→ **Written exercise**:
Return the following lines exactly as they appear, without any changes.
───── Records supplied ─────
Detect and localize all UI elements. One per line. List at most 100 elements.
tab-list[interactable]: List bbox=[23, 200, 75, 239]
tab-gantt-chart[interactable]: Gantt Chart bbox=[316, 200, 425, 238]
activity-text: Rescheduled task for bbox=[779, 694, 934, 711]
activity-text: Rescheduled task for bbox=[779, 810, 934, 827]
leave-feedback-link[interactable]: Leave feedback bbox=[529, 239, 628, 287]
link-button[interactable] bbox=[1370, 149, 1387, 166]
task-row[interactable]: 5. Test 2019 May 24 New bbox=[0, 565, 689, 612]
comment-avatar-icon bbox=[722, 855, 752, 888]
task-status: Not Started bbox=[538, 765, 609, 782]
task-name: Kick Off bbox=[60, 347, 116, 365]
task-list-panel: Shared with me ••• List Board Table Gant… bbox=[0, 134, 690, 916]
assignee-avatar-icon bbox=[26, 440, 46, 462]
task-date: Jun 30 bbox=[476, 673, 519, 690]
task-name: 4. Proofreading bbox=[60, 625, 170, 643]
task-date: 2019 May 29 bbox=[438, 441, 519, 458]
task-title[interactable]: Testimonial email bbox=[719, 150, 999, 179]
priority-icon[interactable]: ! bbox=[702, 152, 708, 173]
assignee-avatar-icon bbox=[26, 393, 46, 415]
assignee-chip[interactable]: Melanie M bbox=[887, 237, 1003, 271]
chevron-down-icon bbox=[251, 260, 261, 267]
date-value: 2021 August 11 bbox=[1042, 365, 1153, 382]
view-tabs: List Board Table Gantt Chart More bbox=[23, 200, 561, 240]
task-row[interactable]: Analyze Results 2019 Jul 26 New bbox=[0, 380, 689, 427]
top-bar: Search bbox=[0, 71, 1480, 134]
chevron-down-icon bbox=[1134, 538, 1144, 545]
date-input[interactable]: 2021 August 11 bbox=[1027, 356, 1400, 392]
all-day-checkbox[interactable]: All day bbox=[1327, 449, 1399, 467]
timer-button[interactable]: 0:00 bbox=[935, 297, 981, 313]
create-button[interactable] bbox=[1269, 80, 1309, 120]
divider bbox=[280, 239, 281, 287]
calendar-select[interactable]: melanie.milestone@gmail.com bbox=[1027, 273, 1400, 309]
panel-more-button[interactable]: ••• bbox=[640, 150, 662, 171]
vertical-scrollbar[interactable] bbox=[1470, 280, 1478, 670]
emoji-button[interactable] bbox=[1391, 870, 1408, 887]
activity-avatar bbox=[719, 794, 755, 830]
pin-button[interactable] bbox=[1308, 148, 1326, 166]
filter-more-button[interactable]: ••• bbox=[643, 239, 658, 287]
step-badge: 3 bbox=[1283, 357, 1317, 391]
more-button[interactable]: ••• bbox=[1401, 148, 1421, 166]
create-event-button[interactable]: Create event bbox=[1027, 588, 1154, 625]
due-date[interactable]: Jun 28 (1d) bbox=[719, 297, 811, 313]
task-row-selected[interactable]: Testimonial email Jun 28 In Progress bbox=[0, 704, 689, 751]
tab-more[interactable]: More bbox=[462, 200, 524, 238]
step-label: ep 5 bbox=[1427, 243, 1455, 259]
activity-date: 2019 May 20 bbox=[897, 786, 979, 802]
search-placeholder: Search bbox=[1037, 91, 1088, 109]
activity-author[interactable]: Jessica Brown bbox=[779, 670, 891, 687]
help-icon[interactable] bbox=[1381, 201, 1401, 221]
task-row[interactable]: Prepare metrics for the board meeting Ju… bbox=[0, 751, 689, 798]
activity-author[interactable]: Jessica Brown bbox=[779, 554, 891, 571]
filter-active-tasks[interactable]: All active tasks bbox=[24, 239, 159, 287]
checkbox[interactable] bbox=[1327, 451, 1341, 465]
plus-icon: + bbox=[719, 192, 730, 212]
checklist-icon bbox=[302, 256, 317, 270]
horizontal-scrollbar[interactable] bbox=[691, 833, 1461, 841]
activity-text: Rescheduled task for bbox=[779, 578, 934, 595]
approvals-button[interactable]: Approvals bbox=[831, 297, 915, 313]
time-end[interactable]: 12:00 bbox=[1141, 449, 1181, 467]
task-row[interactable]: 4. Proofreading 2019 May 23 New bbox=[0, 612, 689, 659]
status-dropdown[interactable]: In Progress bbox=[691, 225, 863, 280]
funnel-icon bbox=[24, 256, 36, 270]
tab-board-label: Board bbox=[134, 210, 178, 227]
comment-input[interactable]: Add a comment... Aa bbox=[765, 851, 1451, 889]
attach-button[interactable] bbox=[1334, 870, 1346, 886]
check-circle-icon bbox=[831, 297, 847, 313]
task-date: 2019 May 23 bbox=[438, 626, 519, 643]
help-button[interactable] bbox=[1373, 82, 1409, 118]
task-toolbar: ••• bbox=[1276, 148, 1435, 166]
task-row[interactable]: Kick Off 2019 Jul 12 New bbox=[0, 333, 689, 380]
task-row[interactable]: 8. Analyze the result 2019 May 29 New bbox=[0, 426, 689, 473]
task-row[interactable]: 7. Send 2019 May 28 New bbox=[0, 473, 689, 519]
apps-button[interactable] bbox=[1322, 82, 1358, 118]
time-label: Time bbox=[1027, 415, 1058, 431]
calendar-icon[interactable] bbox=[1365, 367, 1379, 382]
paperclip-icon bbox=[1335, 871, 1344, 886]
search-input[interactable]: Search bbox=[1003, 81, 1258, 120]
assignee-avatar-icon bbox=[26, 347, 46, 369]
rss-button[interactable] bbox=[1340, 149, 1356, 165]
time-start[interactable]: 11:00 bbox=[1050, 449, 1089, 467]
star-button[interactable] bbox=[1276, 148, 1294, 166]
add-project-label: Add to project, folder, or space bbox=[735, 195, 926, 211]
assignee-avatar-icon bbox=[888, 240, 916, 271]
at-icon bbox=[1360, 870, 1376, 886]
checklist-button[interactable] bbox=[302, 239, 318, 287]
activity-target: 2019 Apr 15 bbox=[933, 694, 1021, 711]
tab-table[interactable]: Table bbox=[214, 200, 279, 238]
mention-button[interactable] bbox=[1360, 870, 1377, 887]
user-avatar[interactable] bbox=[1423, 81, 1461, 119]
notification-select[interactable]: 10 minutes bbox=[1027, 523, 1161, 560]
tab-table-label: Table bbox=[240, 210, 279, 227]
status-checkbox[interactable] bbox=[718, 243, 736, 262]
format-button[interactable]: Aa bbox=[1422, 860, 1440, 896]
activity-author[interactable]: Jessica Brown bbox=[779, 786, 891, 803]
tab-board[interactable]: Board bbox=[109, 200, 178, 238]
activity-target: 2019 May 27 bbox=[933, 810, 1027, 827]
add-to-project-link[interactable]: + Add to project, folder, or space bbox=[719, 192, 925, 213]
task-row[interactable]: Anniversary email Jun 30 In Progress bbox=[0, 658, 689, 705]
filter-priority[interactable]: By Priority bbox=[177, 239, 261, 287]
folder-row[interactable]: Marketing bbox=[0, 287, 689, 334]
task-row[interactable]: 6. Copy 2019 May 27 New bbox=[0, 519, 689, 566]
─────
→ **Worked answer**:
Detect and localize all UI elements. One per line. List at most 100 elements.
tab-list[interactable]: List bbox=[23, 200, 75, 239]
tab-gantt-chart[interactable]: Gantt Chart bbox=[316, 200, 425, 238]
activity-text: Rescheduled task for bbox=[779, 694, 934, 711]
activity-text: Rescheduled task for bbox=[779, 810, 934, 827]
leave-feedback-link[interactable]: Leave feedback bbox=[529, 239, 628, 287]
link-button[interactable] bbox=[1370, 149, 1387, 166]
task-row[interactable]: 5. Test 2019 May 24 New bbox=[0, 565, 689, 612]
comment-avatar-icon bbox=[722, 855, 752, 888]
task-status: Not Started bbox=[538, 765, 609, 782]
task-name: Kick Off bbox=[60, 347, 116, 365]
task-list-panel: Shared with me ••• List Board Table Gant… bbox=[0, 134, 690, 916]
assignee-avatar-icon bbox=[26, 440, 46, 462]
task-date: Jun 30 bbox=[476, 673, 519, 690]
task-name: 4. Proofreading bbox=[60, 625, 170, 643]
task-date: 2019 May 29 bbox=[438, 441, 519, 458]
task-title[interactable]: Testimonial email bbox=[719, 150, 999, 179]
priority-icon[interactable]: ! bbox=[702, 152, 708, 173]
assignee-avatar-icon bbox=[26, 393, 46, 415]
assignee-chip[interactable]: Melanie M bbox=[887, 237, 1003, 271]
chevron-down-icon bbox=[251, 260, 261, 267]
date-value: 2021 August 11 bbox=[1042, 365, 1153, 382]
view-tabs: List Board Table Gantt Chart More bbox=[23, 200, 561, 240]
task-row[interactable]: Analyze Results 2019 Jul 26 New bbox=[0, 380, 689, 427]
top-bar: Search bbox=[0, 71, 1480, 134]
chevron-down-icon bbox=[1134, 538, 1144, 545]
date-input[interactable]: 2021 August 11 bbox=[1027, 356, 1400, 392]
all-day-checkbox[interactable]: All day bbox=[1327, 449, 1399, 467]
timer-button[interactable]: 0:00 bbox=[935, 297, 981, 313]
create-button[interactable] bbox=[1269, 80, 1309, 120]
divider bbox=[280, 239, 281, 287]
calendar-select[interactable]: melanie.milestone@gmail.com bbox=[1027, 273, 1400, 309]
panel-more-button[interactable]: ••• bbox=[640, 150, 662, 171]
vertical-scrollbar[interactable] bbox=[1470, 280, 1478, 670]
emoji-button[interactable] bbox=[1391, 870, 1408, 887]
activity-avatar bbox=[719, 794, 755, 830]
pin-button[interactable] bbox=[1308, 148, 1326, 166]
filter-more-button[interactable]: ••• bbox=[643, 239, 658, 287]
step-badge: 3 bbox=[1283, 357, 1317, 391]
more-button[interactable]: ••• bbox=[1401, 148, 1421, 166]
create-event-button[interactable]: Create event bbox=[1027, 588, 1154, 625]
due-date[interactable]: Jun 28 (1d) bbox=[719, 297, 811, 313]
task-row-selected[interactable]: Testimonial email Jun 28 In Progress bbox=[0, 704, 689, 751]
tab-more[interactable]: More bbox=[462, 200, 524, 238]
step-label: ep 5 bbox=[1427, 243, 1455, 259]
activity-date: 2019 May 20 bbox=[897, 786, 979, 802]
search-placeholder: Search bbox=[1037, 91, 1088, 109]
activity-author[interactable]: Jessica Brown bbox=[779, 670, 891, 687]
help-icon[interactable] bbox=[1381, 201, 1401, 221]
task-row[interactable]: Prepare metrics for the board meeting Ju… bbox=[0, 751, 689, 798]
activity-author[interactable]: Jessica Brown bbox=[779, 554, 891, 571]
filter-active-tasks[interactable]: All active tasks bbox=[24, 239, 159, 287]
checkbox[interactable] bbox=[1327, 451, 1341, 465]
plus-icon: + bbox=[719, 192, 730, 212]
checklist-icon bbox=[302, 256, 317, 270]
horizontal-scrollbar[interactable] bbox=[691, 833, 1461, 841]
activity-text: Rescheduled task for bbox=[779, 578, 934, 595]
approvals-button[interactable]: Approvals bbox=[831, 297, 915, 313]
time-end[interactable]: 12:00 bbox=[1141, 449, 1181, 467]
task-row[interactable]: 4. Proofreading 2019 May 23 New bbox=[0, 612, 689, 659]
status-dropdown[interactable]: In Progress bbox=[691, 225, 863, 280]
funnel-icon bbox=[24, 256, 36, 270]
tab-board-label: Board bbox=[134, 210, 178, 227]
comment-input[interactable]: Add a comment... Aa bbox=[765, 851, 1451, 889]
attach-button[interactable] bbox=[1334, 870, 1346, 886]
check-circle-icon bbox=[831, 297, 847, 313]
task-date: 2019 May 23 bbox=[438, 626, 519, 643]
help-button[interactable] bbox=[1373, 82, 1409, 118]
task-toolbar: ••• bbox=[1276, 148, 1435, 166]
task-row[interactable]: Kick Off 2019 Jul 12 New bbox=[0, 333, 689, 380]
task-row[interactable]: 8. Analyze the result 2019 May 29 New bbox=[0, 426, 689, 473]
task-row[interactable]: 7. Send 2019 May 28 New bbox=[0, 473, 689, 519]
apps-button[interactable] bbox=[1322, 82, 1358, 118]
time-label: Time bbox=[1027, 415, 1058, 431]
calendar-icon[interactable] bbox=[1365, 367, 1379, 382]
paperclip-icon bbox=[1335, 871, 1344, 886]
search-input[interactable]: Search bbox=[1003, 81, 1258, 120]
assignee-avatar-icon bbox=[26, 347, 46, 369]
rss-button[interactable] bbox=[1340, 149, 1356, 165]
time-start[interactable]: 11:00 bbox=[1050, 449, 1089, 467]
star-button[interactable] bbox=[1276, 148, 1294, 166]
add-project-label: Add to project, folder, or space bbox=[735, 195, 926, 211]
assignee-avatar-icon bbox=[888, 240, 916, 271]
at-icon bbox=[1360, 870, 1376, 886]
checklist-button[interactable] bbox=[302, 239, 318, 287]
activity-target: 2019 Apr 15 bbox=[933, 694, 1021, 711]
tab-table[interactable]: Table bbox=[214, 200, 279, 238]
mention-button[interactable] bbox=[1360, 870, 1377, 887]
user-avatar[interactable] bbox=[1423, 81, 1461, 119]
notification-select[interactable]: 10 minutes bbox=[1027, 523, 1161, 560]
tab-table-label: Table bbox=[240, 210, 279, 227]
status-checkbox[interactable] bbox=[718, 243, 736, 262]
format-button[interactable]: Aa bbox=[1422, 860, 1440, 896]
activity-author[interactable]: Jessica Brown bbox=[779, 786, 891, 803]
tab-board[interactable]: Board bbox=[109, 200, 178, 238]
activity-target: 2019 May 27 bbox=[933, 810, 1027, 827]
add-to-project-link[interactable]: + Add to project, folder, or space bbox=[719, 192, 925, 213]
task-row[interactable]: Anniversary email Jun 30 In Progress bbox=[0, 658, 689, 705]
filter-priority[interactable]: By Priority bbox=[177, 239, 261, 287]
folder-row[interactable]: Marketing bbox=[0, 287, 689, 334]
task-row[interactable]: 6. Copy 2019 May 27 New bbox=[0, 519, 689, 566]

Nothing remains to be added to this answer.